┌────────
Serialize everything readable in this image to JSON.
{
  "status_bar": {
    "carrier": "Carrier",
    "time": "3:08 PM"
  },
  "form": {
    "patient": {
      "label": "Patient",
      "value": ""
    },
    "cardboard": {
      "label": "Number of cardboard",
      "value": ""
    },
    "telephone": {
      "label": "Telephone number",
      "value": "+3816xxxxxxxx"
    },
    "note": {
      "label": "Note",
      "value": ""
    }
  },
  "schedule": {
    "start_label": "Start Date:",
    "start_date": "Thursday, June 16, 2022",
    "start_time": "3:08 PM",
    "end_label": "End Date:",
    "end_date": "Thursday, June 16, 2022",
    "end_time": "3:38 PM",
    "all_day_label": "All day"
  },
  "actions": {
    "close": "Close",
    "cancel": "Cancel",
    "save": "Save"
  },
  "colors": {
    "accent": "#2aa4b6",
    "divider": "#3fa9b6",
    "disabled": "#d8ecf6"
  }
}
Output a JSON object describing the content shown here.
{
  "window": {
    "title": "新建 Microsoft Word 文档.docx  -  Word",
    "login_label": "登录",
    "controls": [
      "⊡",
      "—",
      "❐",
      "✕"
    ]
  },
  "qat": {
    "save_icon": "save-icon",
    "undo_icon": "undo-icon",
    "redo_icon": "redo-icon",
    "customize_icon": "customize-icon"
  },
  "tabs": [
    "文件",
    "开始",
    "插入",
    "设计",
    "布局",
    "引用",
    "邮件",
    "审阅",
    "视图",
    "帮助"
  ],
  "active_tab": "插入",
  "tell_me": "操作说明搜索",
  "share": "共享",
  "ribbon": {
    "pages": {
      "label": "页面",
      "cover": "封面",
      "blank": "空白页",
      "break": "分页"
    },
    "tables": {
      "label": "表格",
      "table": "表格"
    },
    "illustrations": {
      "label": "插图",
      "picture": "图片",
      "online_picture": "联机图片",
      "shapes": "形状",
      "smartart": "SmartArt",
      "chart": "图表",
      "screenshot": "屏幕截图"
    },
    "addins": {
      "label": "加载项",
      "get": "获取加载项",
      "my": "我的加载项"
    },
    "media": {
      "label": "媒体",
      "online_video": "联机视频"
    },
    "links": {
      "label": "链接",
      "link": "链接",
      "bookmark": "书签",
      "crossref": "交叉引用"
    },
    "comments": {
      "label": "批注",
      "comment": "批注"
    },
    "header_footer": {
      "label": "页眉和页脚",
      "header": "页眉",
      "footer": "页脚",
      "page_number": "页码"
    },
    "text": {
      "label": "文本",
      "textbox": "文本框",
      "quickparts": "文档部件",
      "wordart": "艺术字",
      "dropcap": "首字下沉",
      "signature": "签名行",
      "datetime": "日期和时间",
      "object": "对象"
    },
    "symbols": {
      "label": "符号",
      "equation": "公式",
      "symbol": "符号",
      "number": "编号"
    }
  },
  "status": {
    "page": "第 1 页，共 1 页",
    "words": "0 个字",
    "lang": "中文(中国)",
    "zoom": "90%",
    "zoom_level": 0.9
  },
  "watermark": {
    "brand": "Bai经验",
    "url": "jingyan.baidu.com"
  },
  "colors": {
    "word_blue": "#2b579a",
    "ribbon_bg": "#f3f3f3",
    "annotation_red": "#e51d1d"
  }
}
└────────
### Work to do
Give the entries once more, exactly as they appear.

### Expected answer
Serialize everything readable in this image to JSON.
{
  "status_bar": {
    "carrier": "Carrier",
    "time": "3:08 PM"
  },
  "form": {
    "patient": {
      "label": "Patient",
      "value": ""
    },
    "cardboard": {
      "label": "Number of cardboard",
      "value": ""
    },
    "telephone": {
      "label": "Telephone number",
      "value": "+3816xxxxxxxx"
    },
    "note": {
      "label": "Note",
      "value": ""
    }
  },
  "schedule": {
    "start_label": "Start Date:",
    "start_date": "Thursday, June 16, 2022",
    "start_time": "3:08 PM",
    "end_label": "End Date:",
    "end_date": "Thursday, June 16, 2022",
    "end_time": "3:38 PM",
    "all_day_label": "All day"
  },
  "actions": {
    "close": "Close",
    "cancel": "Cancel",
    "save": "Save"
  },
  "colors": {
    "accent": "#2aa4b6",
    "divider": "#3fa9b6",
    "disabled": "#d8ecf6"
  }
}
Output a JSON object describing the content shown here.
{
  "window": {
    "title": "新建 Microsoft Word 文档.docx  -  Word",
    "login_label": "登录",
    "controls": [
      "⊡",
      "—",
      "❐",
      "✕"
    ]
  },
  "qat": {
    "save_icon": "save-icon",
    "undo_icon": "undo-icon",
    "redo_icon": "redo-icon",
    "customize_icon": "customize-icon"
  },
  "tabs": [
    "文件",
    "开始",
    "插入",
    "设计",
    "布局",
    "引用",
    "邮件",
    "审阅",
    "视图",
    "帮助"
  ],
  "active_tab": "插入",
  "tell_me": "操作说明搜索",
  "share": "共享",
  "ribbon": {
    "pages": {
      "label": "页面",
      "cover": "封面",
      "blank": "空白页",
      "break": "分页"
    },
    "tables": {
      "label": "表格",
      "table": "表格"
    },
    "illustrations": {
      "label": "插图",
      "picture": "图片",
      "online_picture": "联机图片",
      "shapes": "形状",
      "smartart": "SmartArt",
      "chart": "图表",
      "screenshot": "屏幕截图"
    },
    "addins": {
      "label": "加载项",
      "get": "获取加载项",
      "my": "我的加载项"
    },
    "media": {
      "label": "媒体",
      "online_video": "联机视频"
    },
    "links": {
      "label": "链接",
      "link": "链接",
      "bookmark": "书签",
      "crossref": "交叉引用"
    },
    "comments": {
      "label": "批注",
      "comment": "批注"
    },
    "header_footer": {
      "label": "页眉和页脚",
      "header": "页眉",
      "footer": "页脚",
      "page_number": "页码"
    },
    "text": {
      "label": "文本",
      "textbox": "文本框",
      "quickparts": "文档部件",
      "wordart": "艺术字",
      "dropcap": "首字下沉",
      "signature": "签名行",
      "datetime": "日期和时间",
      "object": "对象"
    },
    "symbols": {
      "label": "符号",
      "equation": "公式",
      "symbol": "符号",
      "number": "编号"
    }
  },
  "status": {
    "page": "第 1 页，共 1 页",
    "words": "0 个字",
    "lang": "中文(中国)",
    "zoom": "90%",
    "zoom_level": 0.9
  },
  "watermark": {
    "brand": "Bai经验",
    "url": "jingyan.baidu.com"
  },
  "colors": {
    "word_blue": "#2b579a",
    "ribbon_bg": "#f3f3f3",
    "annotation_red": "#e51d1d"
  }
}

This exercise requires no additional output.